Give the material once more, word for word, without any images.

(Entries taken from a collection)
....................
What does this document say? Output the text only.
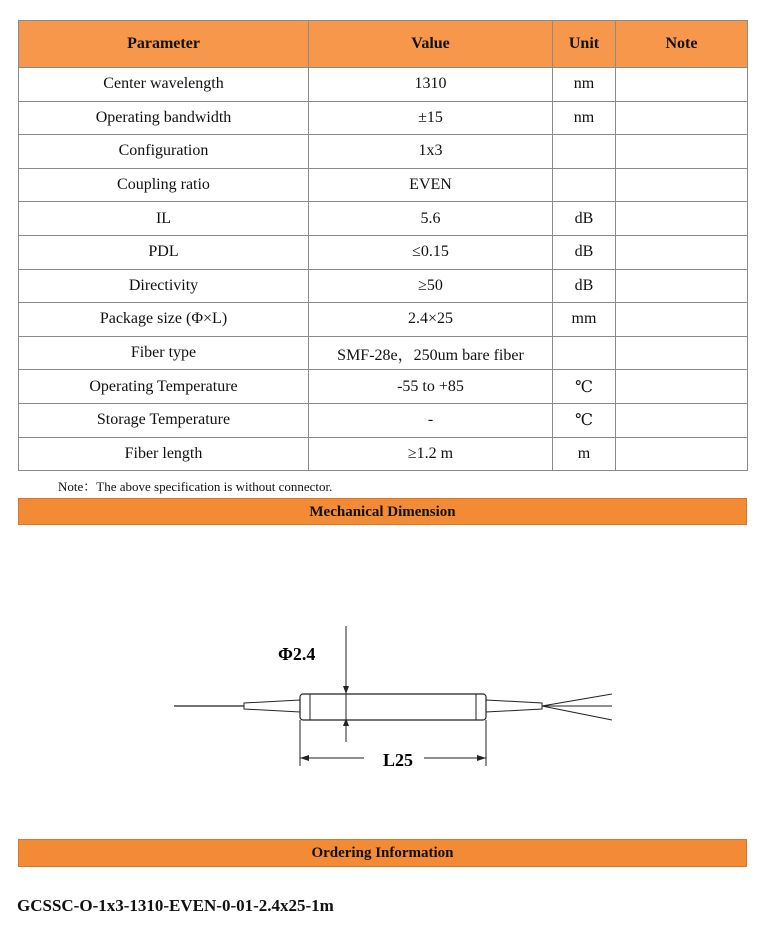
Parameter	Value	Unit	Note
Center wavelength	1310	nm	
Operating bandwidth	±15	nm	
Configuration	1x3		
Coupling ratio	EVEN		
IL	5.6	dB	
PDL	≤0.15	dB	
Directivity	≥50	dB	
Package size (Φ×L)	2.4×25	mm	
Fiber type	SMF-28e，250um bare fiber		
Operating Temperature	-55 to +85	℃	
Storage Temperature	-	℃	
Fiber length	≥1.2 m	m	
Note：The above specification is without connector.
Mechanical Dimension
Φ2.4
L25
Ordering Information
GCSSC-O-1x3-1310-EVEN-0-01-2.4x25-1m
....................
### EXPECTED ANSWER
What does this document say? Output the text only.
Parameter	Value	Unit	Note
Center wavelength	1310	nm	
Operating bandwidth	±15	nm	
Configuration	1x3		
Coupling ratio	EVEN		
IL	5.6	dB	
PDL	≤0.15	dB	
Directivity	≥50	dB	
Package size (Φ×L)	2.4×25	mm	
Fiber type	SMF-28e，250um bare fiber		
Operating Temperature	-55 to +85	℃	
Storage Temperature	-	℃	
Fiber length	≥1.2 m	m	
Note：The above specification is without connector.
Mechanical Dimension
Φ2.4
L25
Ordering Information
GCSSC-O-1x3-1310-EVEN-0-01-2.4x25-1m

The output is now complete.